═══ THE DATA ═══
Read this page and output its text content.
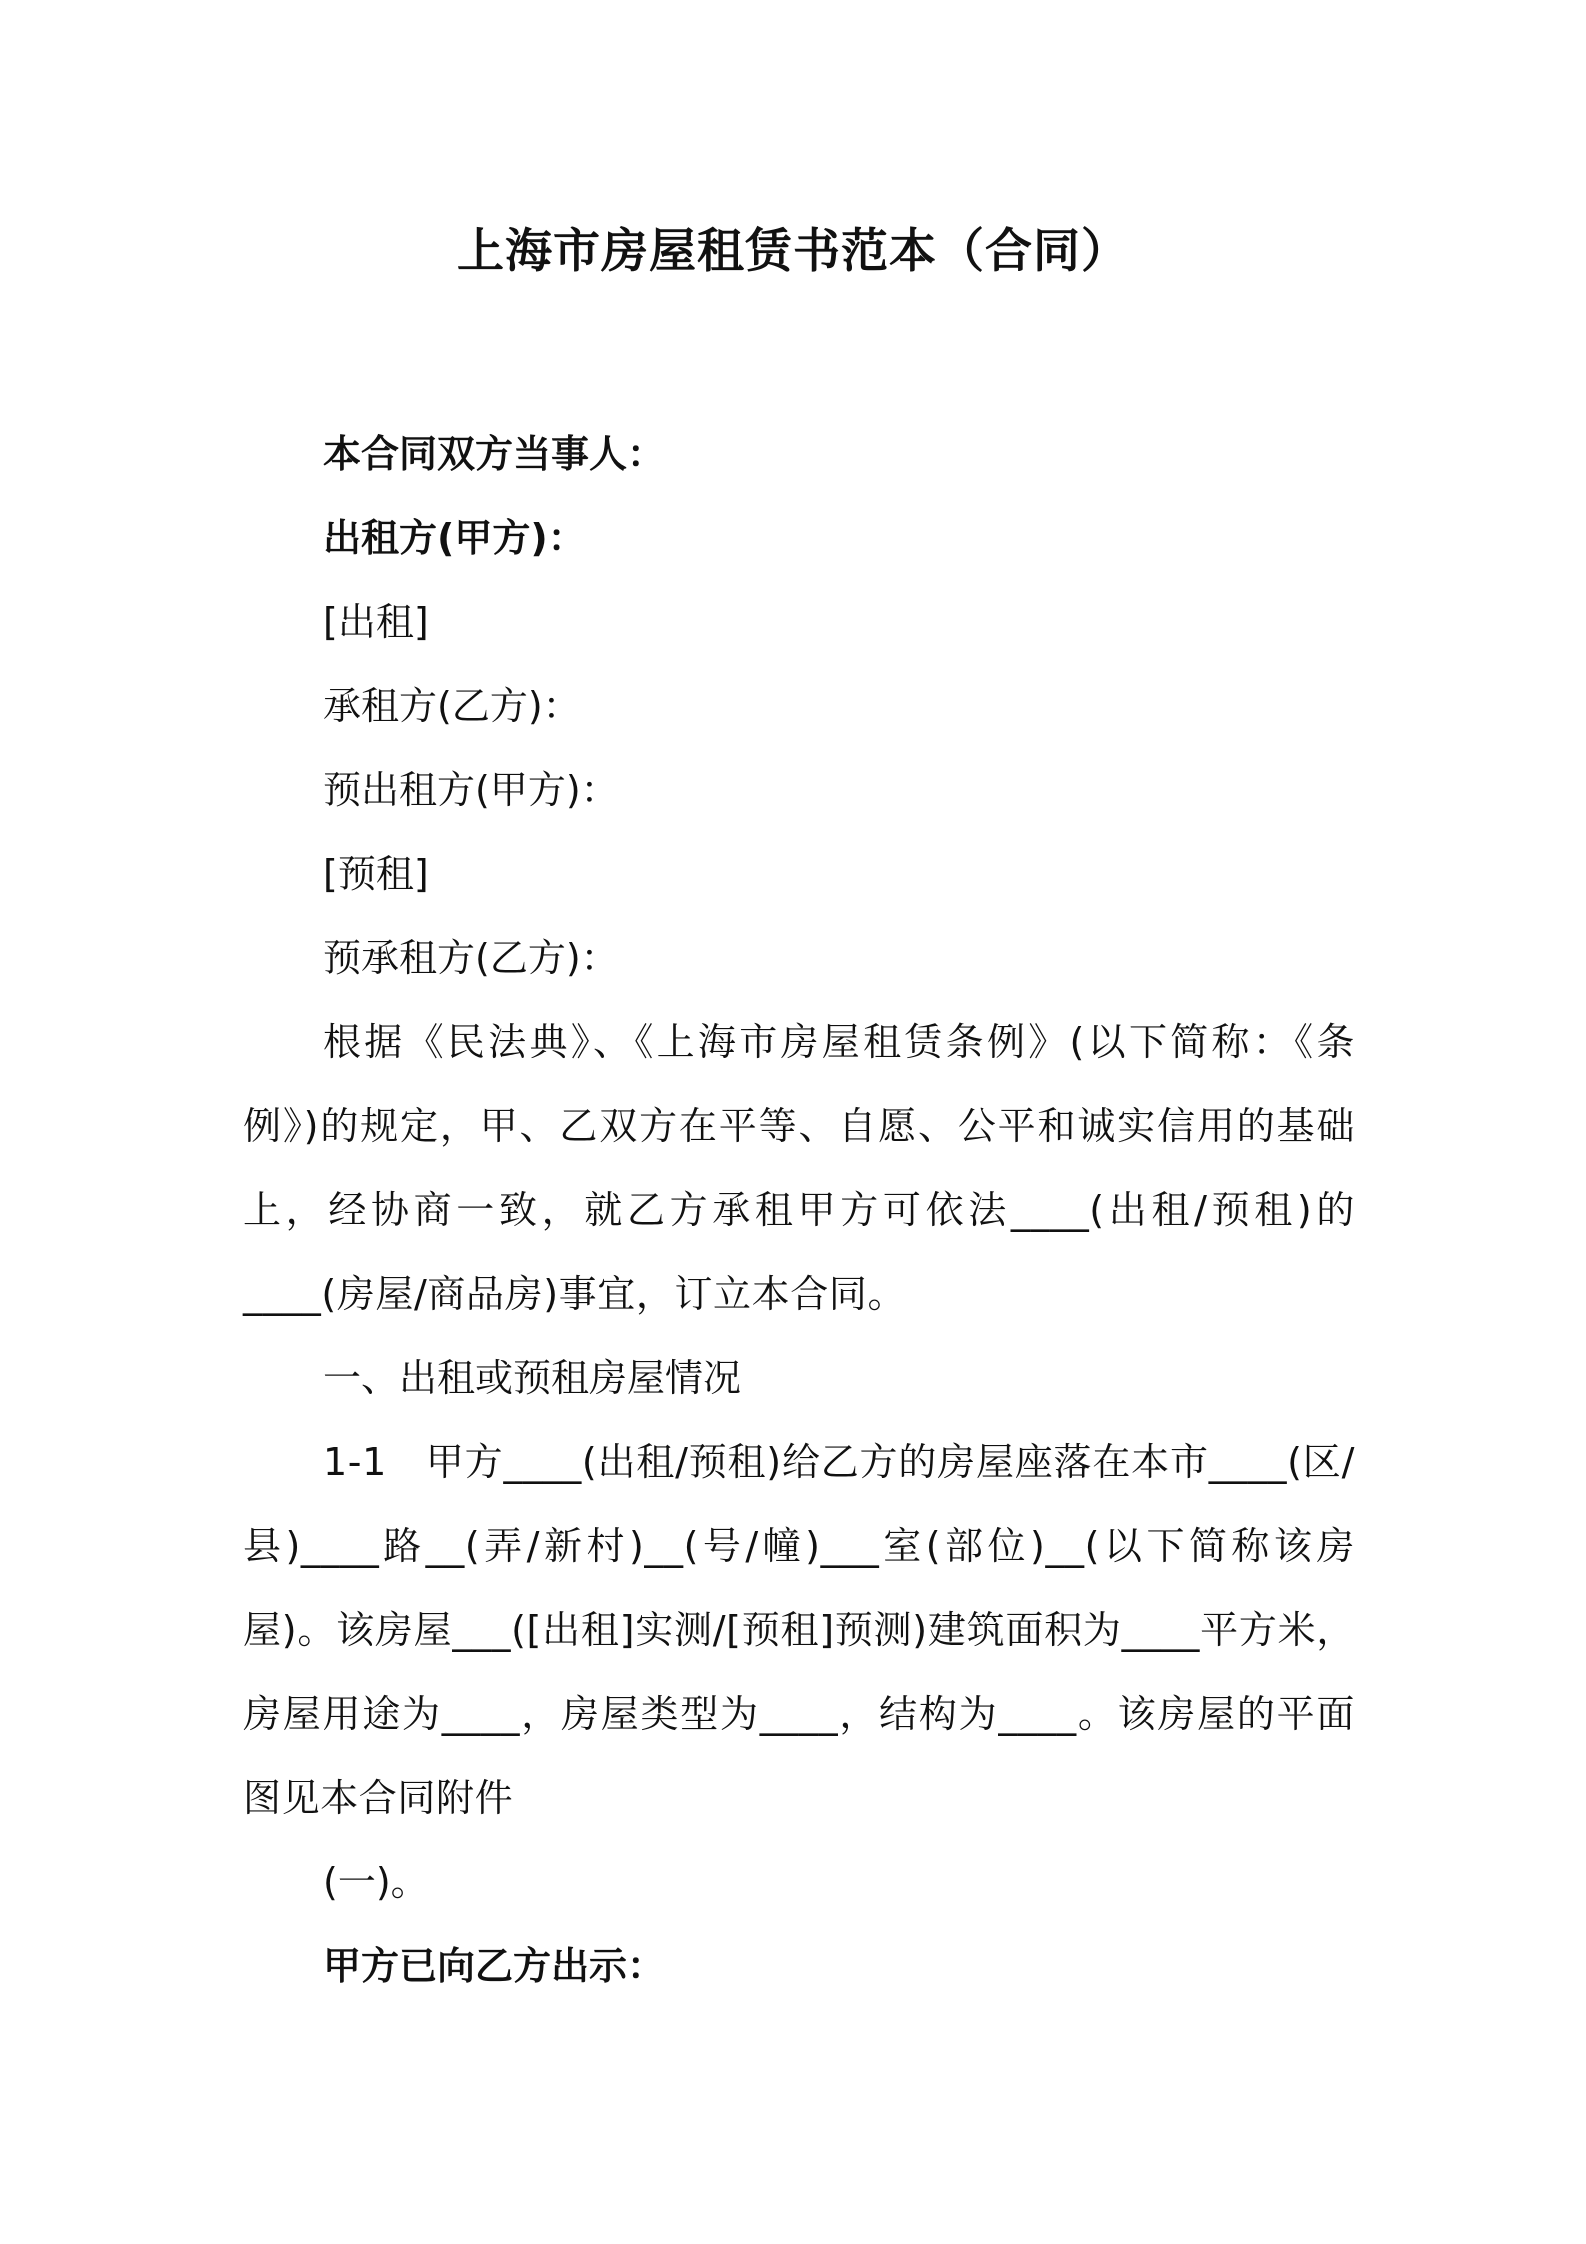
上海市房屋租赁书范本（合同）

本合同双方当事人：

出租方(甲方)：

[出租]

承租方(乙方)：

预出租方(甲方)：

[预租]

预承租方(乙方)：

根据《民法典》、《上海市房屋租赁条例》(以下简称：《条例》)的规定，甲、乙双方在平等、自愿、公平和诚实信用的基础上，经协商一致，就乙方承租甲方可依法____(出租/预租)的____(房屋/商品房)事宜，订立本合同。

一、出租或预租房屋情况

1-1　甲方____(出租/预租)给乙方的房屋座落在本市____(区/县)____路__(弄/新村)__(号/幢)___室(部位)__(以下简称该房屋)。该房屋___([出租]实测/[预租]预测)建筑面积为____平方米，房屋用途为____，房屋类型为____，结构为____。该房屋的平面图见本合同附件

(一)。

甲方已向乙方出示：
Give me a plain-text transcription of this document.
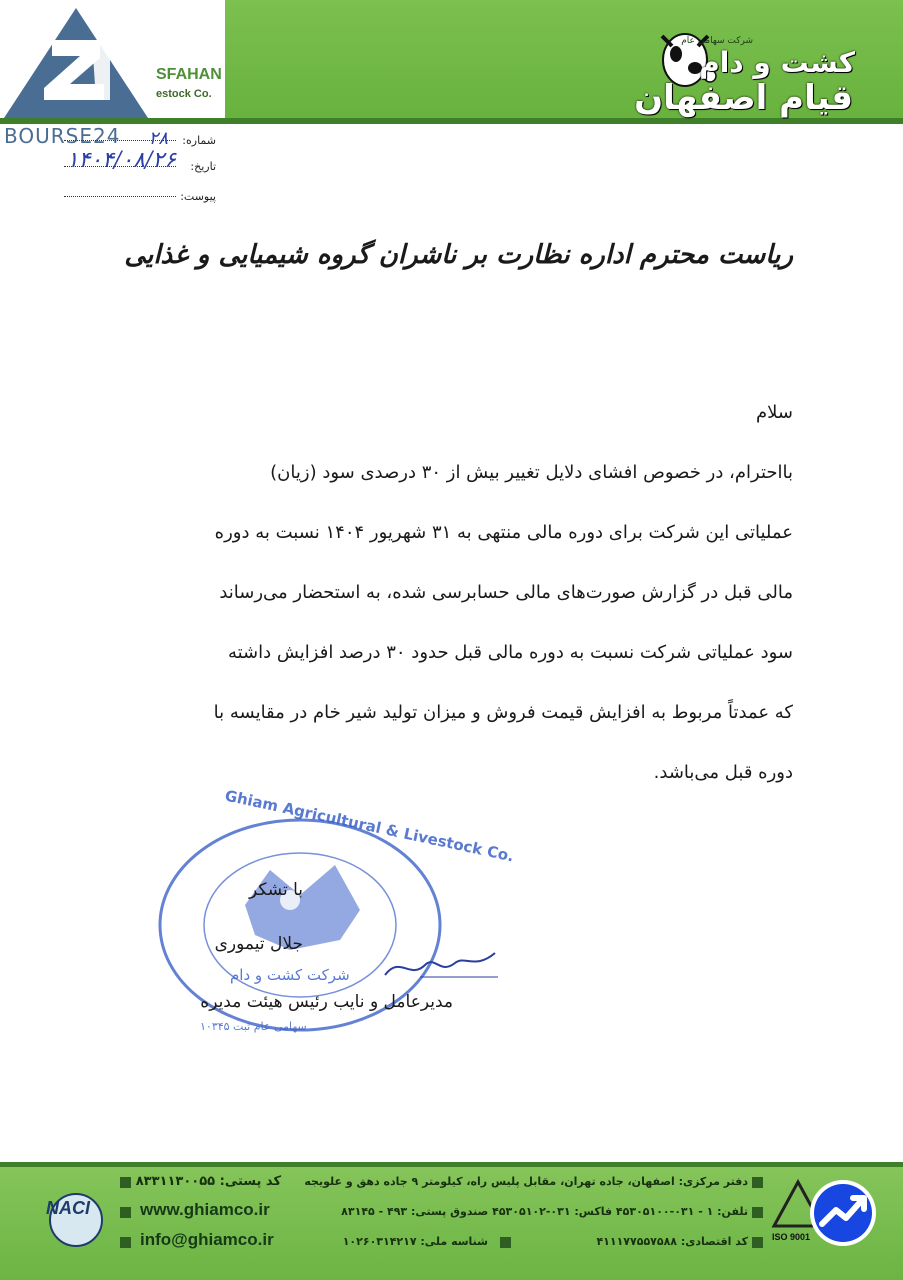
SFAHAN
estock Co.
BOURSE24
شرکت سهامی عام
کشت و دام
قیام اصفهان
شماره:
۲۸
تاریخ:
۱۴۰۴/۰۸/۲۶
پیوست:
ریاست محترم اداره نظارت بر ناشران گروه شیمیایی و غذایی
سلام
بااحترام، در خصوص افشای دلایل تغییر بیش از ۳۰ درصدی سود (زیان)
عملیاتی این شرکت برای دوره مالی منتهی به ۳۱ شهریور ۱۴۰۴ نسبت به دوره
مالی قبل در گزارش صورت‌های مالی حسابرسی شده، به استحضار می‌رساند
سود عملیاتی شرکت نسبت به دوره مالی قبل حدود ۳۰ درصد افزایش داشته
که عمدتاً مربوط به افزایش قیمت فروش و میزان تولید شیر خام در مقایسه با
دوره قبل می‌باشد.
Ghiam Agricultural & Livestock Co.
شرکت کشت و دام
سهامی عام ثبت ۱۰۳۴۵
با تشکر
جلال تیموری
مدیرعامل و نایب رئیس هیئت مدیره
NACI
کد پستی: ۸۳۳۱۱۳۰۰۵۵
www.ghiamco.ir
info@ghiamco.ir
دفتر مرکزی: اصفهان، جاده تهران، مقابل پلیس راه، کیلومتر ۹ جاده دهق و علویجه
تلفن: ۱ - ۰۳۱-۴۵۳۰۵۱۰۰ فاکس: ۰۳۱-۴۵۳۰۵۱۰۲ صندوق پستی: ۴۹۳ - ۸۳۱۴۵
کد اقتصادی: ۴۱۱۱۷۷۵۵۷۵۸۸
شناسه ملی: ۱۰۲۶۰۳۱۴۲۱۷	ISO 9001
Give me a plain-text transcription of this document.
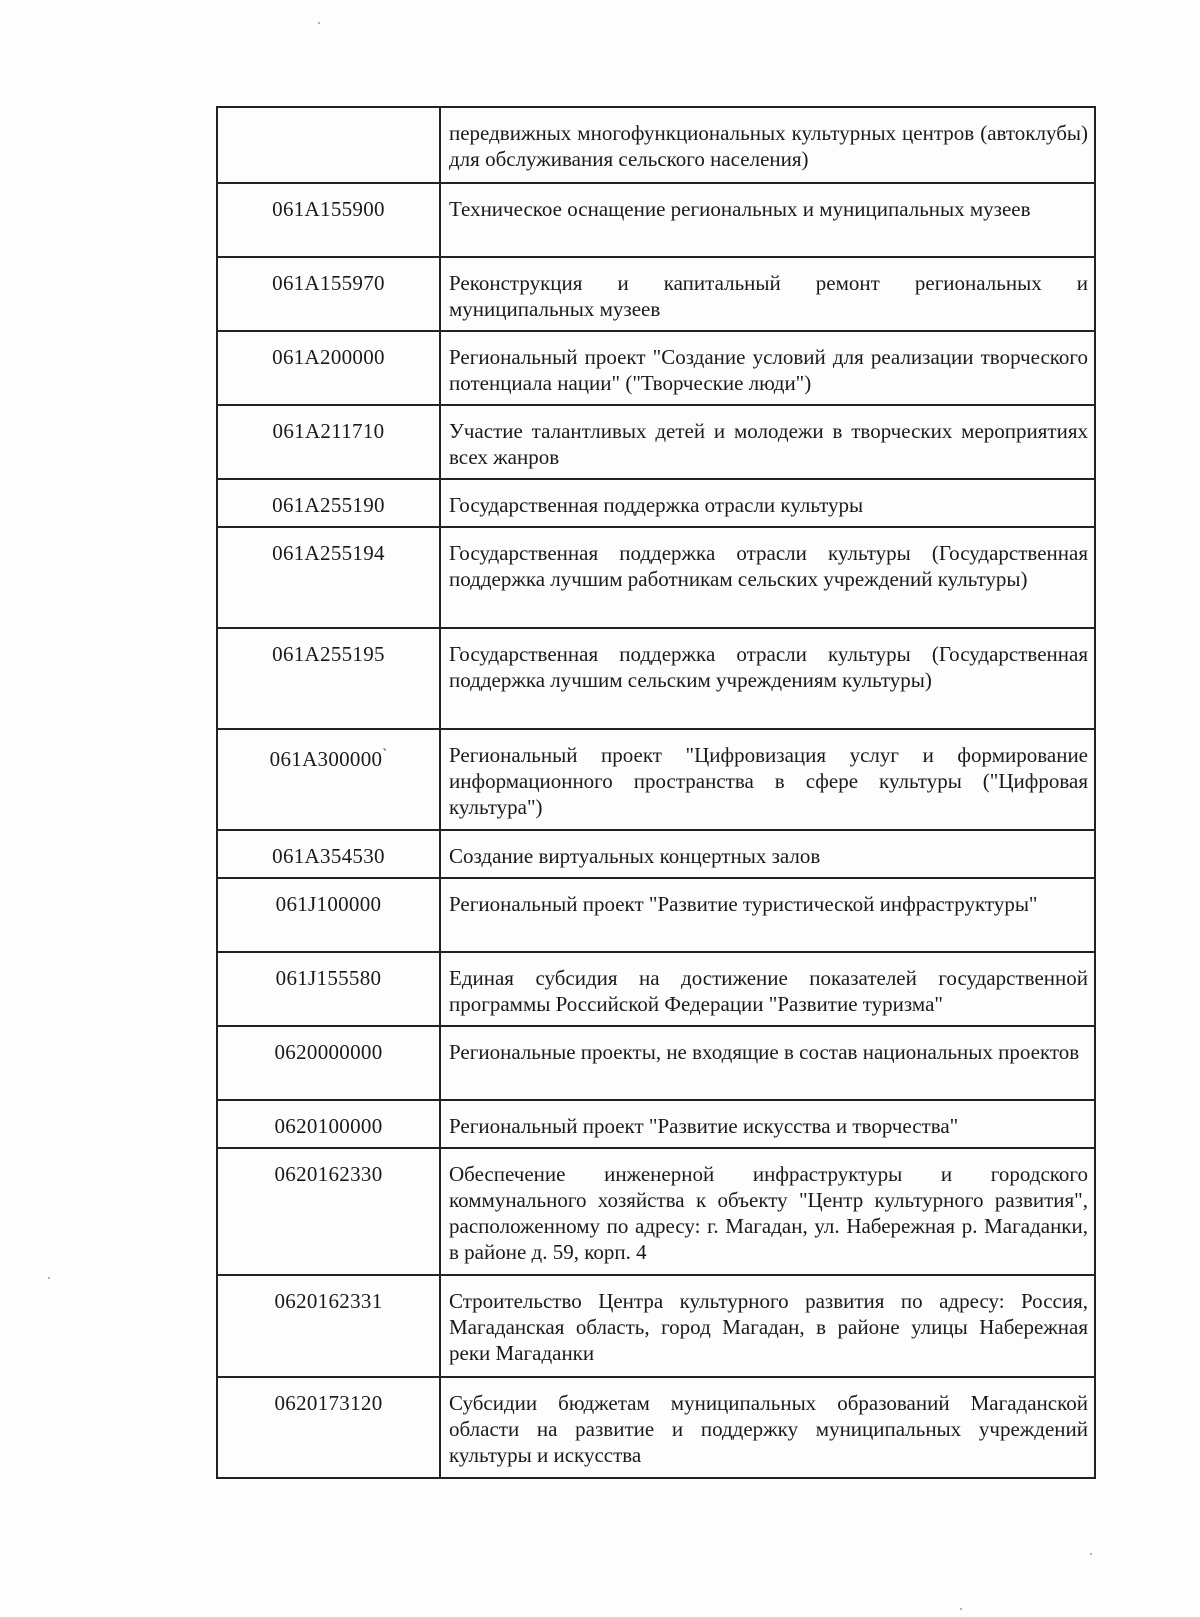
	передвижных многофункциональных культурных центров (автоклубы) для обслуживания сельского населения)
061A155900	Техническое оснащение региональных и муниципальных музеев
061A155970	Реконструкция и капитальный ремонт региональных и муниципальных музеев
061A200000	Региональный проект "Создание условий для реализации творческого потенциала нации" ("Творческие люди")
061A211710	Участие талантливых детей и молодежи в творческих мероприятиях всех жанров
061A255190	Государственная поддержка отрасли культуры
061A255194	Государственная поддержка отрасли культуры (Государственная поддержка лучшим работникам сельских учреждений культуры)
061A255195	Государственная поддержка отрасли культуры (Государственная поддержка лучшим сельским учреждениям культуры)
061A300000`	Региональный проект "Цифровизация услуг и формирование информационного пространства в сфере культуры ("Цифровая культура")
061A354530	Создание виртуальных концертных залов
061J100000	Региональный проект "Развитие туристической инфраструктуры"
061J155580	Единая субсидия на достижение показателей государственной программы Российской Федерации "Развитие туризма"
0620000000	Региональные проекты, не входящие в состав национальных проектов
0620100000	Региональный проект "Развитие искусства и творчества"
0620162330	Обеспечение инженерной инфраструктуры и городского коммунального хозяйства к объекту "Центр культурного развития", расположенному по адресу: г. Магадан, ул. Набережная р. Магаданки, в районе д. 59, корп. 4
0620162331	Строительство Центра культурного развития по адресу: Россия, Магаданская область, город Магадан, в районе улицы Набережная реки Магаданки
0620173120	Субсидии бюджетам муниципальных образований Магаданской области на развитие и поддержку муниципальных учреждений культуры и искусства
═══
DIRECTIONS — Copy out every line from the records that has the word "культуры".

COMPLETE RESPONSE —
061A255190	Государственная поддержка отрасли культуры
061A255194	Государственная поддержка отрасли культуры (Государственная поддержка лучшим работникам сельских учреждений культуры)
061A255195	Государственная поддержка отрасли культуры (Государственная поддержка лучшим сельским учреждениям культуры)
061A300000`	Региональный проект "Цифровизация услуг и формирование информационного пространства в сфере культуры ("Цифровая культура")
0620173120	Субсидии бюджетам муниципальных образований Магаданской области на развитие и поддержку муниципальных учреждений культуры и искусства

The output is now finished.